**AIM OF THE EXERCISE**
Lines that include the word "social" are the ones to copy.

Start of MATERIAL PROVIDED

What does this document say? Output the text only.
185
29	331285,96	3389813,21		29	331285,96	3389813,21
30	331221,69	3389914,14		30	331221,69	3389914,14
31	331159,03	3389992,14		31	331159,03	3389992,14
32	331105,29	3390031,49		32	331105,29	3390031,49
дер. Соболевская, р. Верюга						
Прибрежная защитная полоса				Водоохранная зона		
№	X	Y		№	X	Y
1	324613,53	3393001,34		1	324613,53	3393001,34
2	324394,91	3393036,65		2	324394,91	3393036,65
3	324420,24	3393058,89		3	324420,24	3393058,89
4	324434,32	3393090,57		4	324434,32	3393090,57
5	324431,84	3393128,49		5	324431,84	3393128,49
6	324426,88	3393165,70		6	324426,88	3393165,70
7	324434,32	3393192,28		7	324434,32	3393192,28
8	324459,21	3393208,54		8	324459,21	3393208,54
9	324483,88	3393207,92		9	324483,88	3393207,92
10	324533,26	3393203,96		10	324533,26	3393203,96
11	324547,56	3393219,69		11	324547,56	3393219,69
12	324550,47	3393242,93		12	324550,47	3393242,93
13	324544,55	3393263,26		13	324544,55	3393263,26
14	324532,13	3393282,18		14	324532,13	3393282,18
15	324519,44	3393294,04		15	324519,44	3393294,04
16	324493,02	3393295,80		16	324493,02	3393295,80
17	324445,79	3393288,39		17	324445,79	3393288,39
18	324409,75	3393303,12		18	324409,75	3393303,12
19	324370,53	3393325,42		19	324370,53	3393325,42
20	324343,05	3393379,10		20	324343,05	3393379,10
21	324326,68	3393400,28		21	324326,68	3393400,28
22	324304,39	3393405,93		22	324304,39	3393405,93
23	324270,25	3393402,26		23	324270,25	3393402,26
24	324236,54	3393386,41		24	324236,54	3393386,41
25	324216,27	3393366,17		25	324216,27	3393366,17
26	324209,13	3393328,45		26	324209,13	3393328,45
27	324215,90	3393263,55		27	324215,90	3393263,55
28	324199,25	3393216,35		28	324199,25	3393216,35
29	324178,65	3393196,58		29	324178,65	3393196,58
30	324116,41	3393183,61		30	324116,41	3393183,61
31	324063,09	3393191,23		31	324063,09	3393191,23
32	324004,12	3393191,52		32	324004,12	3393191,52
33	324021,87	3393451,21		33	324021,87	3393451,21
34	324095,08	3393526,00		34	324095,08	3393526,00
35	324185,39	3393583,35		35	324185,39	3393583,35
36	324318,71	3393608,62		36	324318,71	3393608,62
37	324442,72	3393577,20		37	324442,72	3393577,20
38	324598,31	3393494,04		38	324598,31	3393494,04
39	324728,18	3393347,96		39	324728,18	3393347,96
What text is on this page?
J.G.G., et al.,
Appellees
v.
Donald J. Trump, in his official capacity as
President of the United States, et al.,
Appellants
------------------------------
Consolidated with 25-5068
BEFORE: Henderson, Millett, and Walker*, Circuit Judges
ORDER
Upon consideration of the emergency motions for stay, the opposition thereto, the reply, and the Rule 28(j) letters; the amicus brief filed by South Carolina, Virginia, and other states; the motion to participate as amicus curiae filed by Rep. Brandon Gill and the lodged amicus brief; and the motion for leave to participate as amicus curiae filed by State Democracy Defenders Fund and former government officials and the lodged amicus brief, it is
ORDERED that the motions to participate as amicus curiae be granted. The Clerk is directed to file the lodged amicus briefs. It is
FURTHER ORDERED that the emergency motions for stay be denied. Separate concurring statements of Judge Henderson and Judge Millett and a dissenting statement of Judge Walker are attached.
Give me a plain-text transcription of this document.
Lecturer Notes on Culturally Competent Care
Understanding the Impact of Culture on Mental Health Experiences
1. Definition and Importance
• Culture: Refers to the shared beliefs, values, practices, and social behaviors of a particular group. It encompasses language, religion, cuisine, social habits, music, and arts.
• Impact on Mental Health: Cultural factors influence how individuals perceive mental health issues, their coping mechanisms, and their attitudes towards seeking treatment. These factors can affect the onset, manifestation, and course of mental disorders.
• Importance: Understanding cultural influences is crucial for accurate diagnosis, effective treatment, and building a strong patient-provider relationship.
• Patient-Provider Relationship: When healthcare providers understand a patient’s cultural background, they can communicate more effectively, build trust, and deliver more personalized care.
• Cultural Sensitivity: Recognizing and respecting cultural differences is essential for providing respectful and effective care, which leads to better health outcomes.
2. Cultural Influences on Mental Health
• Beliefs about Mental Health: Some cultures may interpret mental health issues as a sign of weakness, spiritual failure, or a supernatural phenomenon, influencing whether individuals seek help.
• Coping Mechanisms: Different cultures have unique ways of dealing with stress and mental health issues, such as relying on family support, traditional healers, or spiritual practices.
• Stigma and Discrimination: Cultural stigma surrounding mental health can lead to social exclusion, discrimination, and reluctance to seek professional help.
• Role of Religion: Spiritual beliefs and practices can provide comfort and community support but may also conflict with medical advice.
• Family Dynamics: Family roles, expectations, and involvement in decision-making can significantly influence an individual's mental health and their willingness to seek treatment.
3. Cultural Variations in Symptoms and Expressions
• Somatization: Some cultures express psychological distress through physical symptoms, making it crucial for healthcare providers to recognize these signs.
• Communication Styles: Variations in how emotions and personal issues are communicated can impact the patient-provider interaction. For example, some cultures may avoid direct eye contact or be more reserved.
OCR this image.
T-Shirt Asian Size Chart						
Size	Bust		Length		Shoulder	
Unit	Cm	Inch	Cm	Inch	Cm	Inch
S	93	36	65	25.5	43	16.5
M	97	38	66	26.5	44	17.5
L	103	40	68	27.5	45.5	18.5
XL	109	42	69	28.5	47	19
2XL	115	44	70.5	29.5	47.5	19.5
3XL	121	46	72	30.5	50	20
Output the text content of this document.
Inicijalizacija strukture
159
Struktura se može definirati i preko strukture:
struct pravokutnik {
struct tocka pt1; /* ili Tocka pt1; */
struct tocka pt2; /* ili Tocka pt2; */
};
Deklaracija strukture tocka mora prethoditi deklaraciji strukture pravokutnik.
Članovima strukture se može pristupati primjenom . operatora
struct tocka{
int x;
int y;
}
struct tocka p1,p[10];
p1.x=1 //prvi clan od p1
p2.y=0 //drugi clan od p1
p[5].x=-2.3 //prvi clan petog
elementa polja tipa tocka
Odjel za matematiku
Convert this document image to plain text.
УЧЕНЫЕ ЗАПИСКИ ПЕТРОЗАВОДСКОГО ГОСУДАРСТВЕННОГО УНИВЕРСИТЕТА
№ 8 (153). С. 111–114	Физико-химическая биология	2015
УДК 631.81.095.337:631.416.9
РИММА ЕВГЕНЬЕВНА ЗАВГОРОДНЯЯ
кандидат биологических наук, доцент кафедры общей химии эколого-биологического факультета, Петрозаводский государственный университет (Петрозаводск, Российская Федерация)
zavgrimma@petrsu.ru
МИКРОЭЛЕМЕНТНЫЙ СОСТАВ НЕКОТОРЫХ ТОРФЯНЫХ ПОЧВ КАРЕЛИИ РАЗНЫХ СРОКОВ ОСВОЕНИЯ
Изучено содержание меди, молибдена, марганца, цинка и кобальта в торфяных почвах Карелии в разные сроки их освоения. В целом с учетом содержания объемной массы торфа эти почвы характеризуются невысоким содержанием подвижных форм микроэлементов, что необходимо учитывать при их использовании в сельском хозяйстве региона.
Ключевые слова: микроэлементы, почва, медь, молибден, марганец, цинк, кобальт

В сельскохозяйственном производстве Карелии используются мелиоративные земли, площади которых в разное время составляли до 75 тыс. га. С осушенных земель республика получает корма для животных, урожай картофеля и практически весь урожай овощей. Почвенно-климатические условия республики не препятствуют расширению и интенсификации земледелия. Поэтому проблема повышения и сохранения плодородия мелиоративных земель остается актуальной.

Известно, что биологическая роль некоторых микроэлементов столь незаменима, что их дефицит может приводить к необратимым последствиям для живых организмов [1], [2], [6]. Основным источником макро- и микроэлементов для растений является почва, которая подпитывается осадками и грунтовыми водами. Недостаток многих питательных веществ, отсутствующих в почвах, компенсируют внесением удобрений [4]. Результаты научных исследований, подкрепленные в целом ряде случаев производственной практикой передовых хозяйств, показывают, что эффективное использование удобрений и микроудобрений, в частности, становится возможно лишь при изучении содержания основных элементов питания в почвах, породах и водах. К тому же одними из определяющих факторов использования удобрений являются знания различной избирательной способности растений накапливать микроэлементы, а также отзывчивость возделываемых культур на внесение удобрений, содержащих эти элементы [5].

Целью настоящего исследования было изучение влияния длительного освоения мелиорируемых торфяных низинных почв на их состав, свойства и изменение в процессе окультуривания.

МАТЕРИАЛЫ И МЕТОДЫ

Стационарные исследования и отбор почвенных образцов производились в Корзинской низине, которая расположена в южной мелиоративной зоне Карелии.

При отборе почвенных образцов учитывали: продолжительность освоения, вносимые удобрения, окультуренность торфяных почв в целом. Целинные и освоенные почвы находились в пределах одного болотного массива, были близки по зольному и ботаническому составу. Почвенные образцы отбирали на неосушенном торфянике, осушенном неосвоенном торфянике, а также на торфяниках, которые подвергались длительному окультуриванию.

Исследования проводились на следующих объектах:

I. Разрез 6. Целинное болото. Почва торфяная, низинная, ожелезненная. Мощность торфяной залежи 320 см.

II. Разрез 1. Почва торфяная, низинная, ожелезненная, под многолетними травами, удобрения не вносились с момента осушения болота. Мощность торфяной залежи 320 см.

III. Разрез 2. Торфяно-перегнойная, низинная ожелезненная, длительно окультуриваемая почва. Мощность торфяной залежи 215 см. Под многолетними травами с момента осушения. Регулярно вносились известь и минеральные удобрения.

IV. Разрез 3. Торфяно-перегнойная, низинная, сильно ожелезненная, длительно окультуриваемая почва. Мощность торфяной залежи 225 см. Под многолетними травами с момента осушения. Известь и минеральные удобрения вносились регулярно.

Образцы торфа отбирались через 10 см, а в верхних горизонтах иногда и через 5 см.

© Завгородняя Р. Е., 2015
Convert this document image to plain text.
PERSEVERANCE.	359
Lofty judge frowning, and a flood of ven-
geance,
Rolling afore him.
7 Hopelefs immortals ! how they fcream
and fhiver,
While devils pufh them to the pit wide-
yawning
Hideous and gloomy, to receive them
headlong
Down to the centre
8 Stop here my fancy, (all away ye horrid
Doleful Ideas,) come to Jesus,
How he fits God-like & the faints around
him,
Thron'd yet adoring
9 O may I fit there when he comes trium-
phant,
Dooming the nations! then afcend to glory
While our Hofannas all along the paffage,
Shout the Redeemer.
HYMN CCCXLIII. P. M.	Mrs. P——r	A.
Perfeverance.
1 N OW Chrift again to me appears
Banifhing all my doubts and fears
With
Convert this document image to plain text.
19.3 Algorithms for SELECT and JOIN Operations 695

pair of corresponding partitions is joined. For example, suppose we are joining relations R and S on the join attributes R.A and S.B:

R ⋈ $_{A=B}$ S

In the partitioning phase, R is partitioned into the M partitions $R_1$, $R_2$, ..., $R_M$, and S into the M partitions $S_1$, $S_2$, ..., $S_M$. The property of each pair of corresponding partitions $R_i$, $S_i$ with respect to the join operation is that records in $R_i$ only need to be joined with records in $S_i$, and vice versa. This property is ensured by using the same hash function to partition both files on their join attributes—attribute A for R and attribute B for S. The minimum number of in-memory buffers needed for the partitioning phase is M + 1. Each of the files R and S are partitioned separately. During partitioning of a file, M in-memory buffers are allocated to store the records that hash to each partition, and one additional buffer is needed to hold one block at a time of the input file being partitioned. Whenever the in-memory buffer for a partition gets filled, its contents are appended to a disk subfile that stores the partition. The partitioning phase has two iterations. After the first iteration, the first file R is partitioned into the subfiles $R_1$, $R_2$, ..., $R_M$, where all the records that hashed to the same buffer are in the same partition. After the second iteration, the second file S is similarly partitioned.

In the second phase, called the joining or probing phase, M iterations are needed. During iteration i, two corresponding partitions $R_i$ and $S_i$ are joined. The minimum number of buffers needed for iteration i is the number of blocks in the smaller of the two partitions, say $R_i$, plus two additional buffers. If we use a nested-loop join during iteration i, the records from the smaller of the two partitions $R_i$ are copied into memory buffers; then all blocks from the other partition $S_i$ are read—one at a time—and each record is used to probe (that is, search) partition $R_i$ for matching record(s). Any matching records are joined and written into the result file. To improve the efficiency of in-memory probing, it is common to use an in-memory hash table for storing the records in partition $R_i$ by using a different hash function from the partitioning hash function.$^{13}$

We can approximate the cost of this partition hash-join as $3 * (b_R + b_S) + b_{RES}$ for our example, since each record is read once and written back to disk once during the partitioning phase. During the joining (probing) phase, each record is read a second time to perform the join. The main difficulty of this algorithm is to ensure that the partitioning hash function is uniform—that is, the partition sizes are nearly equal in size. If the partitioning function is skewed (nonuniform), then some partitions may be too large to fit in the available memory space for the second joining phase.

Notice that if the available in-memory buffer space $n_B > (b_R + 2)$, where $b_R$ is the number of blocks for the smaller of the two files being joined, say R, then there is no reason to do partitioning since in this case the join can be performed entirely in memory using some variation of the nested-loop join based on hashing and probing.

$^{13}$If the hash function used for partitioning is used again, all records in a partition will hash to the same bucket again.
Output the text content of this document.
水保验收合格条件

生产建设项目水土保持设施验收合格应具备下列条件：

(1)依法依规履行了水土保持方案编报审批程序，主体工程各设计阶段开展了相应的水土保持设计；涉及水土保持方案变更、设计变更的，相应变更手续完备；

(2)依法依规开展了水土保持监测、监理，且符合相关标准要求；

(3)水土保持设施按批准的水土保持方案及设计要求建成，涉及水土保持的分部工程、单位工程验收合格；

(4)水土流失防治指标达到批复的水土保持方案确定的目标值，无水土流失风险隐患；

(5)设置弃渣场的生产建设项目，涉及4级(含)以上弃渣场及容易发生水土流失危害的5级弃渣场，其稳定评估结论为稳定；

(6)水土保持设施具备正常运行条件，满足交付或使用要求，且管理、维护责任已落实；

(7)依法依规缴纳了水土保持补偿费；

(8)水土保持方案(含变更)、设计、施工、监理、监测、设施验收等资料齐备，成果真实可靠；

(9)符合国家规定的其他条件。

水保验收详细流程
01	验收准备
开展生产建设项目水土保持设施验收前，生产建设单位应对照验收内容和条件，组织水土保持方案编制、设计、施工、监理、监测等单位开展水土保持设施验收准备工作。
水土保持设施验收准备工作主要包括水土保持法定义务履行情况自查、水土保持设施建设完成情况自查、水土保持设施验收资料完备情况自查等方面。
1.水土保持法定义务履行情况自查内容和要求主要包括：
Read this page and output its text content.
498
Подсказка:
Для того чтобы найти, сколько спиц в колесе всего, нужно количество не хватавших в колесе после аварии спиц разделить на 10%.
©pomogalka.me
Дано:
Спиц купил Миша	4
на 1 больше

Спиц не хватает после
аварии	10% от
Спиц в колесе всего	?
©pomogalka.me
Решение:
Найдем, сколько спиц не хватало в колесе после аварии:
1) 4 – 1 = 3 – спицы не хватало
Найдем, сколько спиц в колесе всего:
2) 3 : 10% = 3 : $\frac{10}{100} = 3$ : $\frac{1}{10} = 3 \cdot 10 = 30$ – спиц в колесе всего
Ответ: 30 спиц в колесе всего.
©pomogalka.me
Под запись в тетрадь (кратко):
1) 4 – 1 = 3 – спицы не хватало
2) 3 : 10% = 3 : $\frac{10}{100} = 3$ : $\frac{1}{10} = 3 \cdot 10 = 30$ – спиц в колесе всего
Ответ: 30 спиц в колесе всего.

End of MATERIAL PROVIDED

**EXERCISE RESPONSE**
• Culture: Refers to the shared beliefs, values, practices, and social behaviors of a particular group. It encompasses language, religion, cuisine, social habits, music, and arts.
• Stigma and Discrimination: Cultural stigma surrounding mental health can lead to social exclusion, discrimination, and reluctance to seek professional help.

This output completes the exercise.